## TASK PROMPT
Reproduce the items word for word, from the first line up to and including the line that contains "y-tick-label: 0.0 <box>65 391 84 405</box>".

Start of MATERIAL FOR THE TASK

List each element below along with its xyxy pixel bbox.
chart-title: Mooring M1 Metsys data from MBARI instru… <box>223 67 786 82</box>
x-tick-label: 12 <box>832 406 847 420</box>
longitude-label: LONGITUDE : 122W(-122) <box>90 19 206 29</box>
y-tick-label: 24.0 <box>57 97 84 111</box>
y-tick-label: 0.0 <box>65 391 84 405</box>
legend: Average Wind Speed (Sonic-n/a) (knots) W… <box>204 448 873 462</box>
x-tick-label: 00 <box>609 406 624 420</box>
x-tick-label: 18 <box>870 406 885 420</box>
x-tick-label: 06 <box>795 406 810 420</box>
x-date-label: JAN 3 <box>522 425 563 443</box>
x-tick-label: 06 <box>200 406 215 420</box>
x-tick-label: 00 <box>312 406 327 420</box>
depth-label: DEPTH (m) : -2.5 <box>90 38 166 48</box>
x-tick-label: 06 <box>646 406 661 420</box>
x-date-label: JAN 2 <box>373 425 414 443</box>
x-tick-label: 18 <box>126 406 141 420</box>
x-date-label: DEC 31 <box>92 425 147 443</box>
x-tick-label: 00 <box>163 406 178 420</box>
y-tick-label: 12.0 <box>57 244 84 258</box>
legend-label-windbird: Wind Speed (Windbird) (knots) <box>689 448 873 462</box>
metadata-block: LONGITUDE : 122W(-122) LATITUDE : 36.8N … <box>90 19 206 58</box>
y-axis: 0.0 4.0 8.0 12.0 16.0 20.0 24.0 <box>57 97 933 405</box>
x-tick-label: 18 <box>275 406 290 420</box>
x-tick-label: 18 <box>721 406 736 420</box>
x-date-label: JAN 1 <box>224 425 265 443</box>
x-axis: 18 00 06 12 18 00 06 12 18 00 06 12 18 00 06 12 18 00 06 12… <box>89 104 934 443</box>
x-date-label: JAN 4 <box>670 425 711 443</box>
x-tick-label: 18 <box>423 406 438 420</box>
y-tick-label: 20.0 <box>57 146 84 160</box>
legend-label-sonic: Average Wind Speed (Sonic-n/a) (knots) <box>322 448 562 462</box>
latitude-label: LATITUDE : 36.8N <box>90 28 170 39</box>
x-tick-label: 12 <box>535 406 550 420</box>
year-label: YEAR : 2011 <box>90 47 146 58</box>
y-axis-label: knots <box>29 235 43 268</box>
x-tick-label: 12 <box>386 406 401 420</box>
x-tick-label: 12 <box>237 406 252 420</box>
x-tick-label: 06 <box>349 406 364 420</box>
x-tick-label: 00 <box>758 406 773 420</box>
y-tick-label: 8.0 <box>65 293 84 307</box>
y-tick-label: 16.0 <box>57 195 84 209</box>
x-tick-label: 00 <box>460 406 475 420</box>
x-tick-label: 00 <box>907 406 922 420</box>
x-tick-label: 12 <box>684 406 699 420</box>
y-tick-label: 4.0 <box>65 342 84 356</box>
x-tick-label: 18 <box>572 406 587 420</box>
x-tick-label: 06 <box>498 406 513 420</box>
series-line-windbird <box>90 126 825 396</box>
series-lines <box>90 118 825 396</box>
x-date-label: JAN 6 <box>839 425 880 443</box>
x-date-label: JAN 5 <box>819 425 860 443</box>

End of MATERIAL FOR THE TASK

## COMPLETED EXERCISE
List each element below along with its xyxy pixel bbox.
chart-title: Mooring M1 Metsys data from MBARI instru… <box>223 67 786 82</box>
x-tick-label: 12 <box>832 406 847 420</box>
longitude-label: LONGITUDE : 122W(-122) <box>90 19 206 29</box>
y-tick-label: 24.0 <box>57 97 84 111</box>
y-tick-label: 0.0 <box>65 391 84 405</box>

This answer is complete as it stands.